AIM OF THE TASK => The entries below should be given again exactly, minus their pictures.

[Stored data]
──────────

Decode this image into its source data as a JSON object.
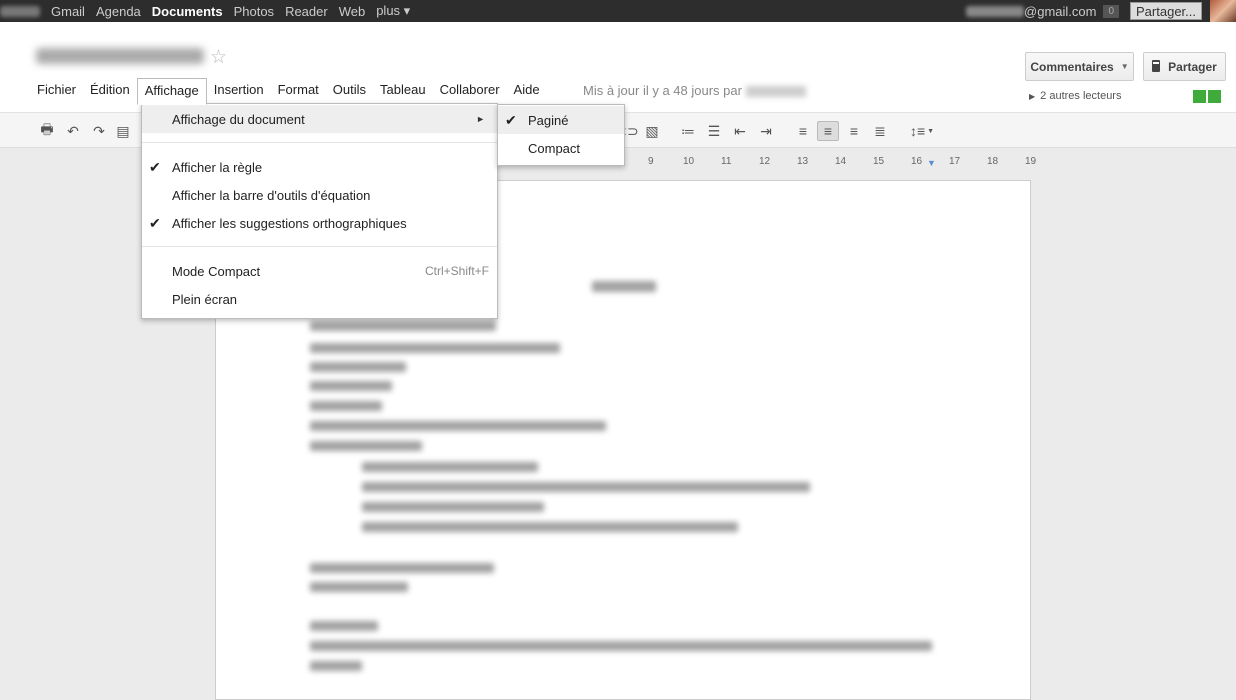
{
  "gbar": {
    "links": [
      "Gmail",
      "Agenda",
      "Documents",
      "Photos",
      "Reader",
      "Web",
      "plus ▾"
    ],
    "current": "Documents",
    "email_suffix": "@gmail.com",
    "notif_count": "0",
    "share_label": "Partager..."
  },
  "header": {
    "updated_text": "Mis à jour il y a 48 jours par",
    "comments_label": "Commentaires",
    "share_label": "Partager",
    "viewers_text": "2 autres lecteurs"
  },
  "menubar": [
    "Fichier",
    "Édition",
    "Affichage",
    "Insertion",
    "Format",
    "Outils",
    "Tableau",
    "Collaborer",
    "Aide"
  ],
  "menu_affichage": {
    "doc_view": "Affichage du document",
    "show_ruler": "Afficher la règle",
    "show_equation": "Afficher la barre d'outils d'équation",
    "show_spelling": "Afficher les suggestions orthographiques",
    "compact_mode": "Mode Compact",
    "compact_shortcut": "Ctrl+Shift+F",
    "fullscreen": "Plein écran"
  },
  "submenu": {
    "paged": "Paginé",
    "compact": "Compact"
  },
  "ruler_ticks": [
    "9",
    "10",
    "11",
    "12",
    "13",
    "14",
    "15",
    "16",
    "17",
    "18",
    "19"
  ],
  "icons": {
    "check": "✔",
    "star": "☆",
    "lock": "🔒",
    "submenu_arrow": "►"
  }
}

──────────

TASK RESULT =>
Decode this image into its source data as a JSON object.
{
  "gbar": {
    "links": [
      "Gmail",
      "Agenda",
      "Documents",
      "Photos",
      "Reader",
      "Web",
      "plus ▾"
    ],
    "current": "Documents",
    "email_suffix": "@gmail.com",
    "notif_count": "0",
    "share_label": "Partager..."
  },
  "header": {
    "updated_text": "Mis à jour il y a 48 jours par",
    "comments_label": "Commentaires",
    "share_label": "Partager",
    "viewers_text": "2 autres lecteurs"
  },
  "menubar": [
    "Fichier",
    "Édition",
    "Affichage",
    "Insertion",
    "Format",
    "Outils",
    "Tableau",
    "Collaborer",
    "Aide"
  ],
  "menu_affichage": {
    "doc_view": "Affichage du document",
    "show_ruler": "Afficher la règle",
    "show_equation": "Afficher la barre d'outils d'équation",
    "show_spelling": "Afficher les suggestions orthographiques",
    "compact_mode": "Mode Compact",
    "compact_shortcut": "Ctrl+Shift+F",
    "fullscreen": "Plein écran"
  },
  "submenu": {
    "paged": "Paginé",
    "compact": "Compact"
  },
  "ruler_ticks": [
    "9",
    "10",
    "11",
    "12",
    "13",
    "14",
    "15",
    "16",
    "17",
    "18",
    "19"
  ],
  "icons": {
    "check": "✔",
    "star": "☆",
    "lock": "🔒",
    "submenu_arrow": "►"
  }
}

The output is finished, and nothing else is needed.